_EXERCISE_: Copy every entry precisely.

_MATERIAL PROVIDED_:

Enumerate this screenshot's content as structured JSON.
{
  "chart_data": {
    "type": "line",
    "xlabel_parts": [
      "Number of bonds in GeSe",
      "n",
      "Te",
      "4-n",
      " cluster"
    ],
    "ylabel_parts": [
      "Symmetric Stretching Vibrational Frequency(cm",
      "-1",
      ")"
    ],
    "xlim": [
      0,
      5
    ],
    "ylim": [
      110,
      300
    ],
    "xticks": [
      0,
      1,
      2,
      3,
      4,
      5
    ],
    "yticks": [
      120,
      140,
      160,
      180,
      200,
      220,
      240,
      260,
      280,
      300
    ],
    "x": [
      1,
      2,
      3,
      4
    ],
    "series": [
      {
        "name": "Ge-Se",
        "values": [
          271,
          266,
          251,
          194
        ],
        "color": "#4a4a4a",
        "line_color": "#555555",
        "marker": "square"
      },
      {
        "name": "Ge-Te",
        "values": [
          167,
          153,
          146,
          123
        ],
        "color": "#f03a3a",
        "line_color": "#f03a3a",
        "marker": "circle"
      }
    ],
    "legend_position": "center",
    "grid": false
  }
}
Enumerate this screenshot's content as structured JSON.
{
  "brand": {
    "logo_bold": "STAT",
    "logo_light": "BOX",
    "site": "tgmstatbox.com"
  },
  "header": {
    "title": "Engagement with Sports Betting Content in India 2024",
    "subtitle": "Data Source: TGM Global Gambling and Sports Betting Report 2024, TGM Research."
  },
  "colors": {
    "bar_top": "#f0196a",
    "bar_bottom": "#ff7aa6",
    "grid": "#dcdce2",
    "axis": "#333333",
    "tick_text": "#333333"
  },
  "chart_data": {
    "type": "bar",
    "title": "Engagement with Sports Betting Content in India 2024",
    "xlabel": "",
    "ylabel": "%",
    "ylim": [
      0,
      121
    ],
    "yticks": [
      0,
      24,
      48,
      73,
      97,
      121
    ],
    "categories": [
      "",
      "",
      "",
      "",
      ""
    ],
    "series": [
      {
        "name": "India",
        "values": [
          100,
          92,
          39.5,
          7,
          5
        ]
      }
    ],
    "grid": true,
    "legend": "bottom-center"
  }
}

_WRITTEN RESPONSE_:
Enumerate this screenshot's content as structured JSON.
{
  "chart_data": {
    "type": "line",
    "xlabel_parts": [
      "Number of bonds in GeSe",
      "n",
      "Te",
      "4-n",
      " cluster"
    ],
    "ylabel_parts": [
      "Symmetric Stretching Vibrational Frequency(cm",
      "-1",
      ")"
    ],
    "xlim": [
      0,
      5
    ],
    "ylim": [
      110,
      300
    ],
    "xticks": [
      0,
      1,
      2,
      3,
      4,
      5
    ],
    "yticks": [
      120,
      140,
      160,
      180,
      200,
      220,
      240,
      260,
      280,
      300
    ],
    "x": [
      1,
      2,
      3,
      4
    ],
    "series": [
      {
        "name": "Ge-Se",
        "values": [
          271,
          266,
          251,
          194
        ],
        "color": "#4a4a4a",
        "line_color": "#555555",
        "marker": "square"
      },
      {
        "name": "Ge-Te",
        "values": [
          167,
          153,
          146,
          123
        ],
        "color": "#f03a3a",
        "line_color": "#f03a3a",
        "marker": "circle"
      }
    ],
    "legend_position": "center",
    "grid": false
  }
}
Enumerate this screenshot's content as structured JSON.
{
  "brand": {
    "logo_bold": "STAT",
    "logo_light": "BOX",
    "site": "tgmstatbox.com"
  },
  "header": {
    "title": "Engagement with Sports Betting Content in India 2024",
    "subtitle": "Data Source: TGM Global Gambling and Sports Betting Report 2024, TGM Research."
  },
  "colors": {
    "bar_top": "#f0196a",
    "bar_bottom": "#ff7aa6",
    "grid": "#dcdce2",
    "axis": "#333333",
    "tick_text": "#333333"
  },
  "chart_data": {
    "type": "bar",
    "title": "Engagement with Sports Betting Content in India 2024",
    "xlabel": "",
    "ylabel": "%",
    "ylim": [
      0,
      121
    ],
    "yticks": [
      0,
      24,
      48,
      73,
      97,
      121
    ],
    "categories": [
      "",
      "",
      "",
      "",
      ""
    ],
    "series": [
      {
        "name": "India",
        "values": [
          100,
          92,
          39.5,
          7,
          5
        ]
      }
    ],
    "grid": true,
    "legend": "bottom-center"
  }
}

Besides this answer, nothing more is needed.